Diversity Deferred in AACC Presidential Choice

After a nine-month search for the person who will lead community colleges in the new millennium, the American Association of Community Colleges here announced last month that Dr. George R. Boggs had been tapped to fill the organization's top spot.
Boggs, 55, has been a leader in the two-year college world for nearly three decades, the last 15 years of which he spent as president of Palomar College in California. He is credited with bringing that school out of a financial crisis, as well as helping to make it a pioneer in distance education. He is well-known and respected among his colleagues as a quiet and effective leader, a prolific and thoughtful writer and a respected proponent of community colleges nationally.
He also is White.
When the current president, Dr. David R. Pierce, announced last fall that he was stepping down from his nine-year stint, several community college experts predicted the association would select a minority to serve as its next leader.
All of the association's leaders in its eight-decade history have been White men — despite the fact that the nation's 1,250 two-year colleges today enroll 45 percent of African American students and 55 percent of Hispanic and American Indian students in higher education. Even members of the association's board privately muttered that the two-year college world is ready for a woman or minority to take the helm.
Several higher education experts pointed out that there are a number of nationally recognized Black community college leaders who would have done quite well in the position. Many wonder why the two-year college association, which many say should represent the very paragon of open access and inclusion that its member institutions profess, didn't choose a person of color as its next president.
With only six Blacks, one Hispanic and one Asian/Pacific American among the heads of the 42 associations that comprise the Washington higher education secretariat, does this latest selection say anything about the people who represent postsecondary issues in the nation's capital and their commitment to diversity?

SUPPLIED DATA
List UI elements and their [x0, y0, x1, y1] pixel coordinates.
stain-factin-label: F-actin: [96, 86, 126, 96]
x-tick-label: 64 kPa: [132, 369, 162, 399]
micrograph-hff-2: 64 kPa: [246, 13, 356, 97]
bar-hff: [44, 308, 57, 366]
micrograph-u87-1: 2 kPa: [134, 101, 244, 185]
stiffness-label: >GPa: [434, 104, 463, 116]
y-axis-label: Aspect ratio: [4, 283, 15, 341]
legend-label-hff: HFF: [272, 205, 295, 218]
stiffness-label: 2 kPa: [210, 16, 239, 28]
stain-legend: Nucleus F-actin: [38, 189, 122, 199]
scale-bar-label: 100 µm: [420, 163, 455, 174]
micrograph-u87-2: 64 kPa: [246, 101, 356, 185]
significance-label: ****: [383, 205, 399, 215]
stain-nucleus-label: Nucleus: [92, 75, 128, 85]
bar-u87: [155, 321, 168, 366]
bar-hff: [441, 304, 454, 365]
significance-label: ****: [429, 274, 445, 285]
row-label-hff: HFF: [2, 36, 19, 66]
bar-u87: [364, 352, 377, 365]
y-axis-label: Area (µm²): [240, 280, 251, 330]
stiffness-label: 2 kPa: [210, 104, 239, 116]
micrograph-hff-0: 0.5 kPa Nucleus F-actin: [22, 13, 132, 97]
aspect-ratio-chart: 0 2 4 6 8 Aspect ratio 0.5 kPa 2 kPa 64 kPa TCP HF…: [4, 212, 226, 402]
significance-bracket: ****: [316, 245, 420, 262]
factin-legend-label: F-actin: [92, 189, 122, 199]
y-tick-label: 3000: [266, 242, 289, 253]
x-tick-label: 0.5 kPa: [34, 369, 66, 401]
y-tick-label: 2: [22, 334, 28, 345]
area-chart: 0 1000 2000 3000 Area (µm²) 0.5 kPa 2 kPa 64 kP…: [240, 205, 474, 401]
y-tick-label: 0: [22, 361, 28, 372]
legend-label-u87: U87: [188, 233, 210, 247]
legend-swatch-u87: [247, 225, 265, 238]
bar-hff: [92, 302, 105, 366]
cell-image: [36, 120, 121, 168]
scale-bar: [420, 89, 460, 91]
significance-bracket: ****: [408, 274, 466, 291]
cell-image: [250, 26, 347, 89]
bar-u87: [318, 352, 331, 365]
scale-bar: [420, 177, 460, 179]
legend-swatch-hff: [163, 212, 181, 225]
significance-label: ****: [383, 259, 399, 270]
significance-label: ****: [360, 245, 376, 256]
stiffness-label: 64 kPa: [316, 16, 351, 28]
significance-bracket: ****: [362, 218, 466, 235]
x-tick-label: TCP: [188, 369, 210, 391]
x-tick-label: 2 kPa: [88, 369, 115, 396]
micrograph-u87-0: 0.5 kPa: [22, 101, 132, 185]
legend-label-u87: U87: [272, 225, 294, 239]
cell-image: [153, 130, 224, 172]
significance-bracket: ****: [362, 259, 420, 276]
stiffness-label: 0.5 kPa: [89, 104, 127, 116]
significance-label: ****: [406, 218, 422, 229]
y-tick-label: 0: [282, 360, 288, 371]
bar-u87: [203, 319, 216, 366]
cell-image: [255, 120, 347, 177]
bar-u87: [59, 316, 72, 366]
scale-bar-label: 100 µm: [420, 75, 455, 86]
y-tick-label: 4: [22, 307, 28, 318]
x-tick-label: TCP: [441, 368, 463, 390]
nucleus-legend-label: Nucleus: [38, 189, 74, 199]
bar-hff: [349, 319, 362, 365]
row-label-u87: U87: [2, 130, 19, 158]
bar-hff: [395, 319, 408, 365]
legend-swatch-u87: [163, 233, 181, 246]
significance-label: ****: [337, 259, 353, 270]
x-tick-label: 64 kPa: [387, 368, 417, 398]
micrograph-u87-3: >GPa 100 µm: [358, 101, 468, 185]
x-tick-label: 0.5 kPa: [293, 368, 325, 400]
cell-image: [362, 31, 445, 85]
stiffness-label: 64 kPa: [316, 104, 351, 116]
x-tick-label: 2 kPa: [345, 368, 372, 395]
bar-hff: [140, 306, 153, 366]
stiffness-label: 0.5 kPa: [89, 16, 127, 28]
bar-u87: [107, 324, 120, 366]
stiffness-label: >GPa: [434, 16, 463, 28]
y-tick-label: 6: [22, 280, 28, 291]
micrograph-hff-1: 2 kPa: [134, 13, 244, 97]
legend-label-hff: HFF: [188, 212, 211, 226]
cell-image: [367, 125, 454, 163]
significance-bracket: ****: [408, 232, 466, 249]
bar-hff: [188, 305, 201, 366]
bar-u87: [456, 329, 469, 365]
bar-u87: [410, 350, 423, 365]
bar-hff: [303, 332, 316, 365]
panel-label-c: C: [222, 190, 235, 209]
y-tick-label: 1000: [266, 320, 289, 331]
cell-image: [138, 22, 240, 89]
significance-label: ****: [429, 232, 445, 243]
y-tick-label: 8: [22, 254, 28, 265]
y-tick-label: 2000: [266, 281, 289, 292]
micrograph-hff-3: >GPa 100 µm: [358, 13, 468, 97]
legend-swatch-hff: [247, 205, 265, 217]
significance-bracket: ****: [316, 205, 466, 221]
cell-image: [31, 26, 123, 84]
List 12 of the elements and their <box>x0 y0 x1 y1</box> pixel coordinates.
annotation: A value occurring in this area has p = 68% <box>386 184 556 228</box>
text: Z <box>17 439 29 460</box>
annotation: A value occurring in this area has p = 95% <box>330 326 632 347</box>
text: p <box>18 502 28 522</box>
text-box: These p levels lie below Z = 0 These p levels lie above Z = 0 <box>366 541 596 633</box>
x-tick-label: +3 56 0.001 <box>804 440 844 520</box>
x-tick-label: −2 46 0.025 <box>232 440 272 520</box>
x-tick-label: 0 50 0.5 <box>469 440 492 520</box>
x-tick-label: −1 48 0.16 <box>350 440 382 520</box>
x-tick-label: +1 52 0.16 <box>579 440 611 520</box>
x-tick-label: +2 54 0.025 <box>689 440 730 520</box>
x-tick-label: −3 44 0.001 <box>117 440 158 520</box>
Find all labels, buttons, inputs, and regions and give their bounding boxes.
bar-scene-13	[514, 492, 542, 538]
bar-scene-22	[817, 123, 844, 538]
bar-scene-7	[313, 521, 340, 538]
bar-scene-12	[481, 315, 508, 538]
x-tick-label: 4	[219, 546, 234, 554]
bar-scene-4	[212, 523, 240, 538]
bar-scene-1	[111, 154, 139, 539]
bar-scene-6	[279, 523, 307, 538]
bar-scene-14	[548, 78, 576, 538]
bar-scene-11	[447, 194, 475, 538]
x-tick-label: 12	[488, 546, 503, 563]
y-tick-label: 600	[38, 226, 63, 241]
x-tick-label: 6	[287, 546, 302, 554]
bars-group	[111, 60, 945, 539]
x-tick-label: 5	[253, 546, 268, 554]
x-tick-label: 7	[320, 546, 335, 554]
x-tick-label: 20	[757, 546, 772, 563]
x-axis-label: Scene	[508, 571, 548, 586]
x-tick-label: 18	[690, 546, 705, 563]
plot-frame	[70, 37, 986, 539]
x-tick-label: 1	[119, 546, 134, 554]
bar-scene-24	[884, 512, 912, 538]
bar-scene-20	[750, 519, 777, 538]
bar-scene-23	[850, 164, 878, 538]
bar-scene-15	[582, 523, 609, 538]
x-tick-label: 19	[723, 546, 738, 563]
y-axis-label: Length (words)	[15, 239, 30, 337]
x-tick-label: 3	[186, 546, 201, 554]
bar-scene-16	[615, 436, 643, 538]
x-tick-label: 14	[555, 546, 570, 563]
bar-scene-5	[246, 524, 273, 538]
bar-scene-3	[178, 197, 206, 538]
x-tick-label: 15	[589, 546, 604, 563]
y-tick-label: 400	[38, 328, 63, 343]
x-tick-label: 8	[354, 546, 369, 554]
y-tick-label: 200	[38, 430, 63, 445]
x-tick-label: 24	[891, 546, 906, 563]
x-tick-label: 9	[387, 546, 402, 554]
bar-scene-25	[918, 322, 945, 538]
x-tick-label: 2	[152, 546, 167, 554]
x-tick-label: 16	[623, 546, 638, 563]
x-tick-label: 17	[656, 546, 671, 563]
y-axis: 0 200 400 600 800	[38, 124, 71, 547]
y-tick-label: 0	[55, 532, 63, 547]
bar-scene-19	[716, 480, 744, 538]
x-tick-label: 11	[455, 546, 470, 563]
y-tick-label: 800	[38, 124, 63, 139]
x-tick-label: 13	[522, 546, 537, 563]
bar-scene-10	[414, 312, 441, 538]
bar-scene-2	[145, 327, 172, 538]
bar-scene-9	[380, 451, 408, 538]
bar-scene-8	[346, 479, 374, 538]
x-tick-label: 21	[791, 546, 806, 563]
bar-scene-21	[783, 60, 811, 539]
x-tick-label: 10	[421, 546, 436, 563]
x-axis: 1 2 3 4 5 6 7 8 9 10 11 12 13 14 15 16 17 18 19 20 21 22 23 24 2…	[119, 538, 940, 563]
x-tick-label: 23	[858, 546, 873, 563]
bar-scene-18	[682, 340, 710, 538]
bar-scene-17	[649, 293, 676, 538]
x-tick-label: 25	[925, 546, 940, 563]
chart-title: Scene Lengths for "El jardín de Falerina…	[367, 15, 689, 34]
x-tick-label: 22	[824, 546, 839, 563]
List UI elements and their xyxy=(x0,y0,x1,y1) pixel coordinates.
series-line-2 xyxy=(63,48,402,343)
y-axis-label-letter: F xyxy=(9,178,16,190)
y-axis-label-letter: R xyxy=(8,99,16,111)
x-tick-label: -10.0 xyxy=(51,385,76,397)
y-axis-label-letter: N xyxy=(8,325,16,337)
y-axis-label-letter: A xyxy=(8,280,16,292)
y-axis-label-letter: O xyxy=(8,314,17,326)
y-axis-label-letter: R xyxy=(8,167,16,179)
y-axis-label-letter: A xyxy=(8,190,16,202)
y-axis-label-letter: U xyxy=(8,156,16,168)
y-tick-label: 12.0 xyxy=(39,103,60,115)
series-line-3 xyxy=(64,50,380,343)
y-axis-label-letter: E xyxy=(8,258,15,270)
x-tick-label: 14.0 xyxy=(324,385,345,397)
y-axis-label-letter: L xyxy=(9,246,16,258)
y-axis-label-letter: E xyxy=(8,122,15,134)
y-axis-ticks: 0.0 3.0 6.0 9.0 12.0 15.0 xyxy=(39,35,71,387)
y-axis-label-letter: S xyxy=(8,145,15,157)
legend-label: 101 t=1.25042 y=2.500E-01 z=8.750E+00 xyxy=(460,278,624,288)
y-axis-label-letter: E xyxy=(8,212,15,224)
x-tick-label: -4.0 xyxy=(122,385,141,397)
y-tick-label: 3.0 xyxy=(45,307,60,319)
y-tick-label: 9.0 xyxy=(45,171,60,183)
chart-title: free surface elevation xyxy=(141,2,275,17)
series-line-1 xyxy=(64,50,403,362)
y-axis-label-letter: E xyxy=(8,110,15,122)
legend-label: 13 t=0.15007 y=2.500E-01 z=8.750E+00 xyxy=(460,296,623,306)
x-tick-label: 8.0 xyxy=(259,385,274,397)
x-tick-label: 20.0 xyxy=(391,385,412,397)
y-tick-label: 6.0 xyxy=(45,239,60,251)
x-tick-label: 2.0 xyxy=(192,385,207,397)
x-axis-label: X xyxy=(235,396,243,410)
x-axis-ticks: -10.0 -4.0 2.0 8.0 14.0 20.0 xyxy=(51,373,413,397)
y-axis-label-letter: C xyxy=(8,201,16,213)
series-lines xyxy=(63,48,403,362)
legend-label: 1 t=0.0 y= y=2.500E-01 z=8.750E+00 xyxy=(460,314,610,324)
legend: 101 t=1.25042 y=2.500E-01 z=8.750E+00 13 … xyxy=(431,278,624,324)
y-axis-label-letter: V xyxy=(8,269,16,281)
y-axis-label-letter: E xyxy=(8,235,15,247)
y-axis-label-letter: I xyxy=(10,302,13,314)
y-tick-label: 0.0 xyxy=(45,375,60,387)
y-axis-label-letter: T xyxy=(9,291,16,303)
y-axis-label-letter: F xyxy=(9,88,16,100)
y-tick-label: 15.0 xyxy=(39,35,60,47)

WORK TO COMPLETE
Summarize the article on the AACC presidential choice in two sentences. The entries are material separate from the article.

EXERCISE OUTPUT
After a nine-month search, the American Association of Community Colleges selected Dr. George R. Boggs, a respected two-year college leader who spent the last 15 years as president of Palomar College, as its next president. Boggs is White, and although experts had predicted a minority pick and every leader in the association's eight-decade history has been a White man even though two-year colleges enroll a large share of minority students in higher education, many wonder why a person of color was not chosen.